◆ **Required work**
Keep only the lines that hold the string "kraji", filtering out the rest of the entries below.

◆ **Records to process**
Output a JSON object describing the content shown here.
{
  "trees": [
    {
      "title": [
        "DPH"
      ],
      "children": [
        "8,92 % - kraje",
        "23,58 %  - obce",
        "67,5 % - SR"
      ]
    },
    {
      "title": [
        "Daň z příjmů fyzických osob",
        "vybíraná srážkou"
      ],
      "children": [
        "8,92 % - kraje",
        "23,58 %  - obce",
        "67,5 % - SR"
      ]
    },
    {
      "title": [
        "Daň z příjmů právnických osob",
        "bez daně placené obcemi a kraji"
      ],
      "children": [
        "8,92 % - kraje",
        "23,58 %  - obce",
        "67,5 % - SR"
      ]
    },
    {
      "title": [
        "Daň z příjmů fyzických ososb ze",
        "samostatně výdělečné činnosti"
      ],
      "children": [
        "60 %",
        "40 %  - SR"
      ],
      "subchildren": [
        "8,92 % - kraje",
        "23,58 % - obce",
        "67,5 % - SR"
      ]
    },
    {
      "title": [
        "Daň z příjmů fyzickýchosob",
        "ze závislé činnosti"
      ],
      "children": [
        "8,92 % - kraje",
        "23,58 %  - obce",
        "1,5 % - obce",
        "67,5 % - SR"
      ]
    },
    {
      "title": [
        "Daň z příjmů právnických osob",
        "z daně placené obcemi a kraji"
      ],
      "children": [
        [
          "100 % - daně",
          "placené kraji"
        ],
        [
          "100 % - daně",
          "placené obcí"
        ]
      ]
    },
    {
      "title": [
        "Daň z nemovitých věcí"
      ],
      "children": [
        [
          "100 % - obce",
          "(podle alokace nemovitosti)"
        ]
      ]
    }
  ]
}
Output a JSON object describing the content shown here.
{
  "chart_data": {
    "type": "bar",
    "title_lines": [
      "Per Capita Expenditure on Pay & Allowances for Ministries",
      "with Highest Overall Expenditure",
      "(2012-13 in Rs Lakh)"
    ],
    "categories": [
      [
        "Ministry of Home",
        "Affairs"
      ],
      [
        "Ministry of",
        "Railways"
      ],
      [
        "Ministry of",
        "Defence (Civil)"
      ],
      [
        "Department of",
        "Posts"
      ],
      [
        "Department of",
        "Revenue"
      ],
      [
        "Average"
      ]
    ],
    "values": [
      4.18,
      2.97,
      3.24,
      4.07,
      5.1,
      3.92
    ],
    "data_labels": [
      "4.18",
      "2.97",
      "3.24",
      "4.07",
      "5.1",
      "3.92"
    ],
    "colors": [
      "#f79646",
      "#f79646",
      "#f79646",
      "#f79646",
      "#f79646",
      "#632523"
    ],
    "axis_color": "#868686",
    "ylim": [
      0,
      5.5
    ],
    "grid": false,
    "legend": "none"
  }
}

◆ **Task response**
        "bez daně placené obcemi a kraji"
        "z daně placené obcemi a kraji"
          "placené kraji"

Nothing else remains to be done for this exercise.